Given problem - Leave out the pictures and copy the remaining records exactly.
** start Material supplied **
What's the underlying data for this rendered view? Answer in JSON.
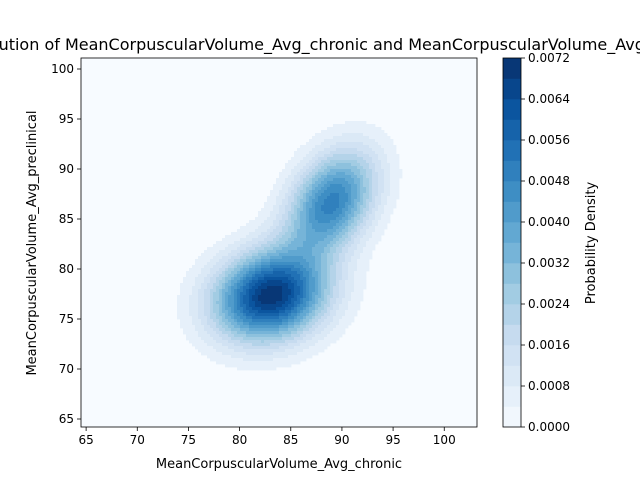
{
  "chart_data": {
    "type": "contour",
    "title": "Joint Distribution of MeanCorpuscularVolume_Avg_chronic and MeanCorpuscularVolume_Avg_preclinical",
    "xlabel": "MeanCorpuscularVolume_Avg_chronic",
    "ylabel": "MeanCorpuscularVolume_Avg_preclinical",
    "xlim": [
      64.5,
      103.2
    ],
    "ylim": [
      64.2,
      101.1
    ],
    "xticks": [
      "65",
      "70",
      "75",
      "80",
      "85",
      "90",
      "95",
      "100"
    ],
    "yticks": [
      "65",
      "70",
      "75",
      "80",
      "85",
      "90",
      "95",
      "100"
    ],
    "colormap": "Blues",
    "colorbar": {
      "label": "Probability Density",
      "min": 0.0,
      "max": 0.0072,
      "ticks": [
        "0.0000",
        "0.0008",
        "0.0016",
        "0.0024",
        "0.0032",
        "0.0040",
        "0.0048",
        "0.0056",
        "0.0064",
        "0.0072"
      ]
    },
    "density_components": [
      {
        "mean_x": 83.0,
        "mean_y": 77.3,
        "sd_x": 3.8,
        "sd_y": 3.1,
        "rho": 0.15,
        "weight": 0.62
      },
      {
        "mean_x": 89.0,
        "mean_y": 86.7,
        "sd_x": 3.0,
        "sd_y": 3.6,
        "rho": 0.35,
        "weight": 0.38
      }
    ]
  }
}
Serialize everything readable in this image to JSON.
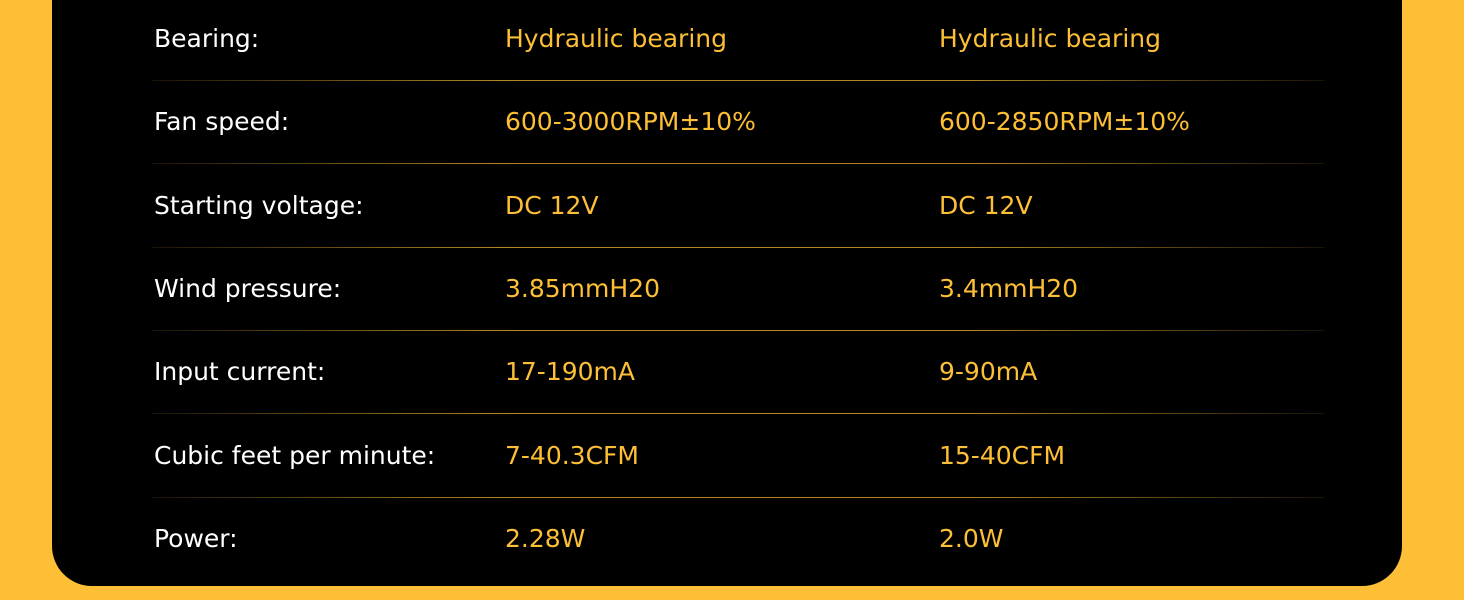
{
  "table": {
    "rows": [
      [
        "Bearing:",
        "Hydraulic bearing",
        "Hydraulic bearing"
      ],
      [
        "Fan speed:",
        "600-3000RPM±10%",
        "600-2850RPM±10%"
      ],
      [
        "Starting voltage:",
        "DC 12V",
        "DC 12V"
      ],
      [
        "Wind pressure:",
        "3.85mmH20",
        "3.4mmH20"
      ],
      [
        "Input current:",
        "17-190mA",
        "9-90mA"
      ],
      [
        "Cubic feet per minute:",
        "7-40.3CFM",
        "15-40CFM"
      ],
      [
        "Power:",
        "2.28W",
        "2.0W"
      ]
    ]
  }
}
** end Material supplied **
Exercise response -
What's the underlying data for this rendered view? Answer in JSON.
{
  "chart_data": {
    "type": "contour",
    "title": "Joint Distribution of MeanCorpuscularVolume_Avg_chronic and MeanCorpuscularVolume_Avg_preclinical",
    "xlabel": "MeanCorpuscularVolume_Avg_chronic",
    "ylabel": "MeanCorpuscularVolume_Avg_preclinical",
    "xlim": [
      64.5,
      103.2
    ],
    "ylim": [
      64.2,
      101.1
    ],
    "xticks": [
      "65",
      "70",
      "75",
      "80",
      "85",
      "90",
      "95",
      "100"
    ],
    "yticks": [
      "65",
      "70",
      "75",
      "80",
      "85",
      "90",
      "95",
      "100"
    ],
    "colormap": "Blues",
    "colorbar": {
      "label": "Probability Density",
      "min": 0.0,
      "max": 0.0072,
      "ticks": [
        "0.0000",
        "0.0008",
        "0.0016",
        "0.0024",
        "0.0032",
        "0.0040",
        "0.0048",
        "0.0056",
        "0.0064",
        "0.0072"
      ]
    },
    "density_components": [
      {
        "mean_x": 83.0,
        "mean_y": 77.3,
        "sd_x": 3.8,
        "sd_y": 3.1,
        "rho": 0.15,
        "weight": 0.62
      },
      {
        "mean_x": 89.0,
        "mean_y": 86.7,
        "sd_x": 3.0,
        "sd_y": 3.6,
        "rho": 0.35,
        "weight": 0.38
      }
    ]
  }
}
Serialize everything readable in this image to JSON.
{
  "table": {
    "rows": [
      [
        "Bearing:",
        "Hydraulic bearing",
        "Hydraulic bearing"
      ],
      [
        "Fan speed:",
        "600-3000RPM±10%",
        "600-2850RPM±10%"
      ],
      [
        "Starting voltage:",
        "DC 12V",
        "DC 12V"
      ],
      [
        "Wind pressure:",
        "3.85mmH20",
        "3.4mmH20"
      ],
      [
        "Input current:",
        "17-190mA",
        "9-90mA"
      ],
      [
        "Cubic feet per minute:",
        "7-40.3CFM",
        "15-40CFM"
      ],
      [
        "Power:",
        "2.28W",
        "2.0W"
      ]
    ]
  }
}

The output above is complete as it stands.